* [Written exercise]: Count how many lines contain "Model" and reply with that number only.

* [Input for this task]:

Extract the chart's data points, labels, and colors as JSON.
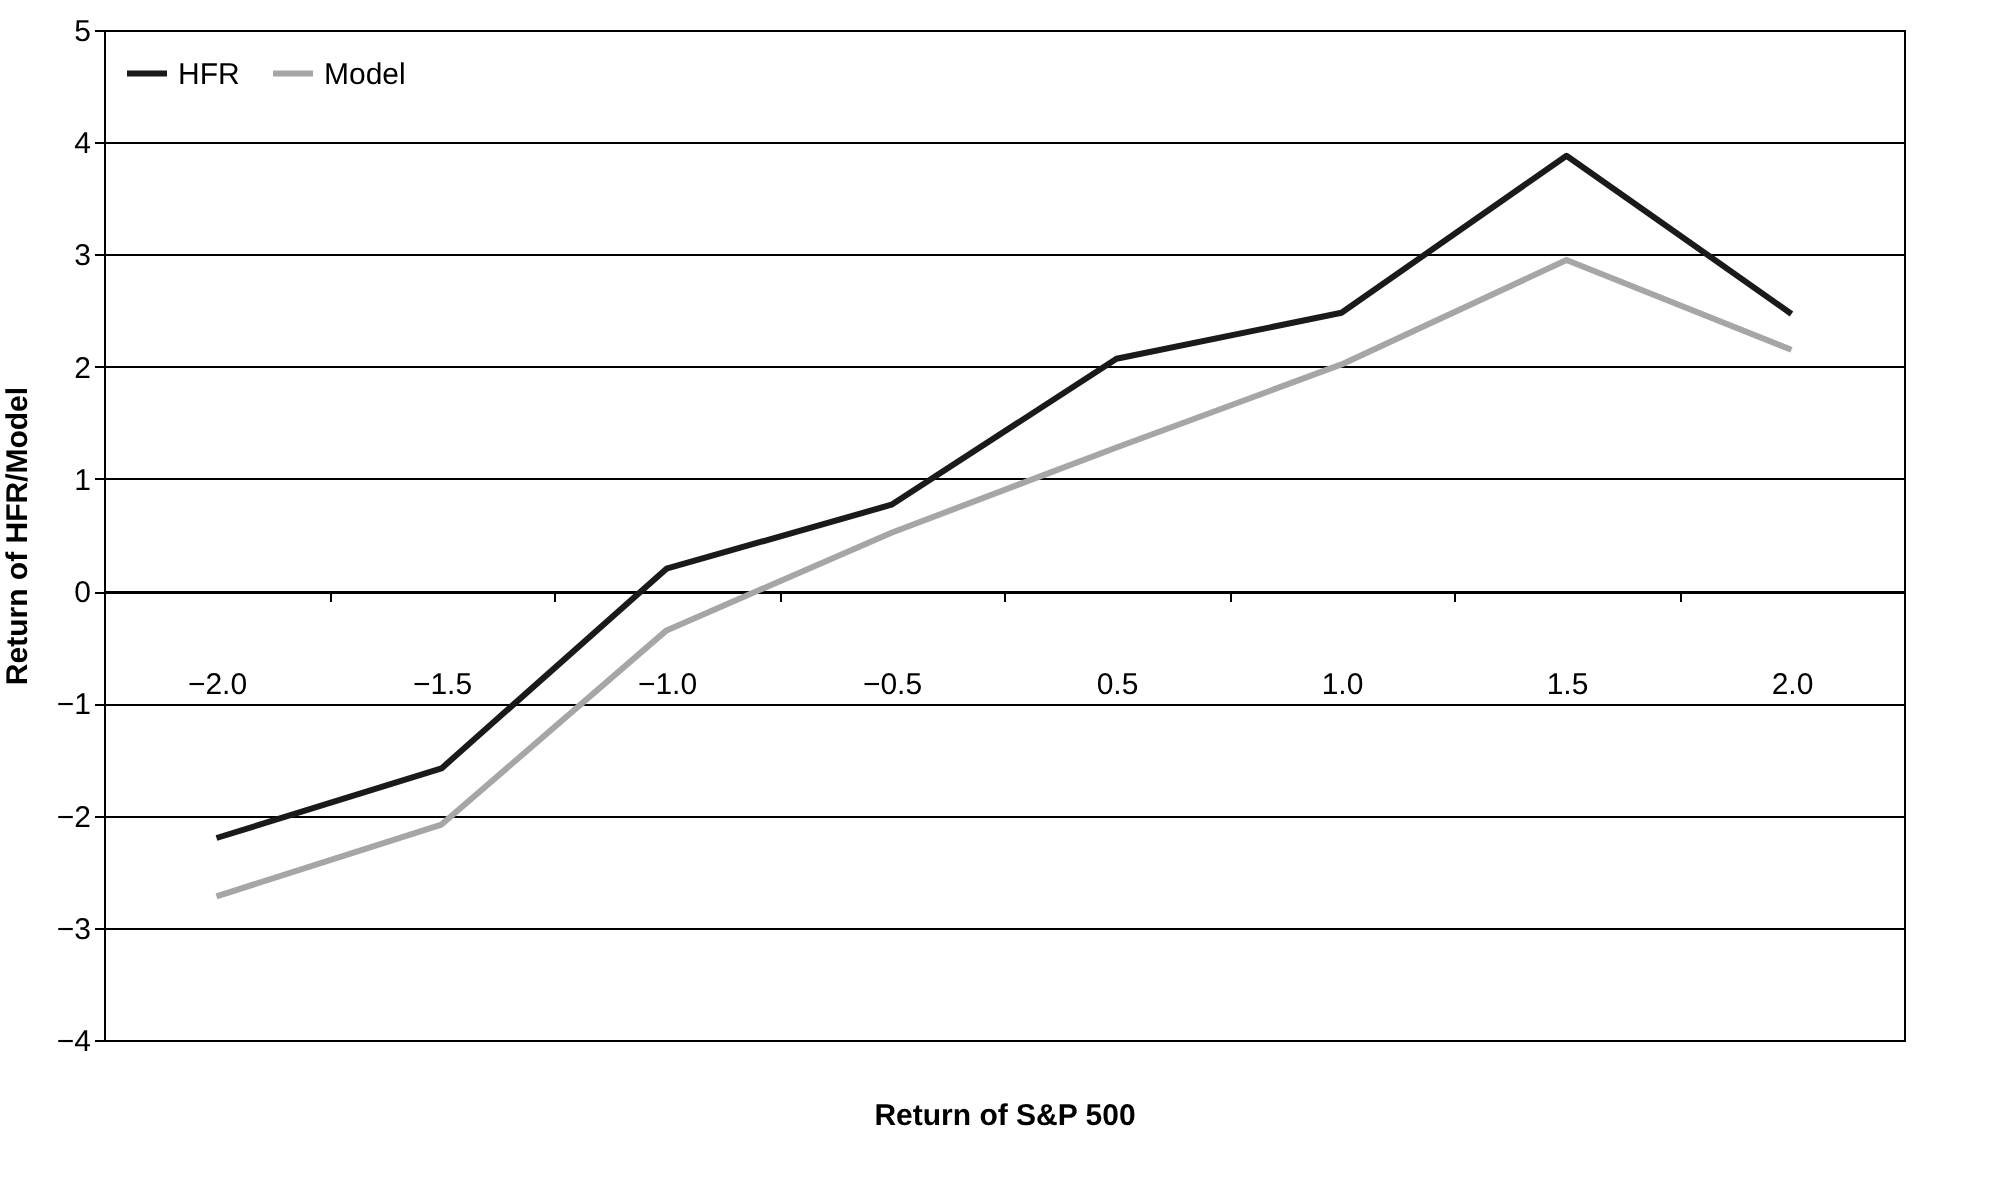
{
  "chart_data": {
    "type": "line",
    "xlabel": "Return of S&P 500",
    "ylabel": "Return of HFR/Model",
    "categories": [
      "−2.0",
      "−1.5",
      "−1.0",
      "−0.5",
      "0.5",
      "1.0",
      "1.5",
      "2.0"
    ],
    "series": [
      {
        "name": "HFR",
        "color": "#1a1a1a",
        "values": [
          -2.2,
          -1.58,
          0.2,
          0.77,
          2.07,
          2.48,
          3.88,
          2.47
        ]
      },
      {
        "name": "Model",
        "color": "#a6a6a6",
        "values": [
          -2.72,
          -2.08,
          -0.35,
          0.52,
          1.28,
          2.02,
          2.95,
          2.15
        ]
      }
    ],
    "ylim": [
      -4,
      5
    ],
    "yticks": [
      {
        "value": -4,
        "label": "−4"
      },
      {
        "value": -3,
        "label": "−3"
      },
      {
        "value": -2,
        "label": "−2"
      },
      {
        "value": -1,
        "label": "−1"
      },
      0,
      1,
      2,
      3,
      4,
      5
    ],
    "grid": "y",
    "legend": "top left",
    "marker": "none",
    "line_style": "solid"
  }
}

* [Task solution]: 2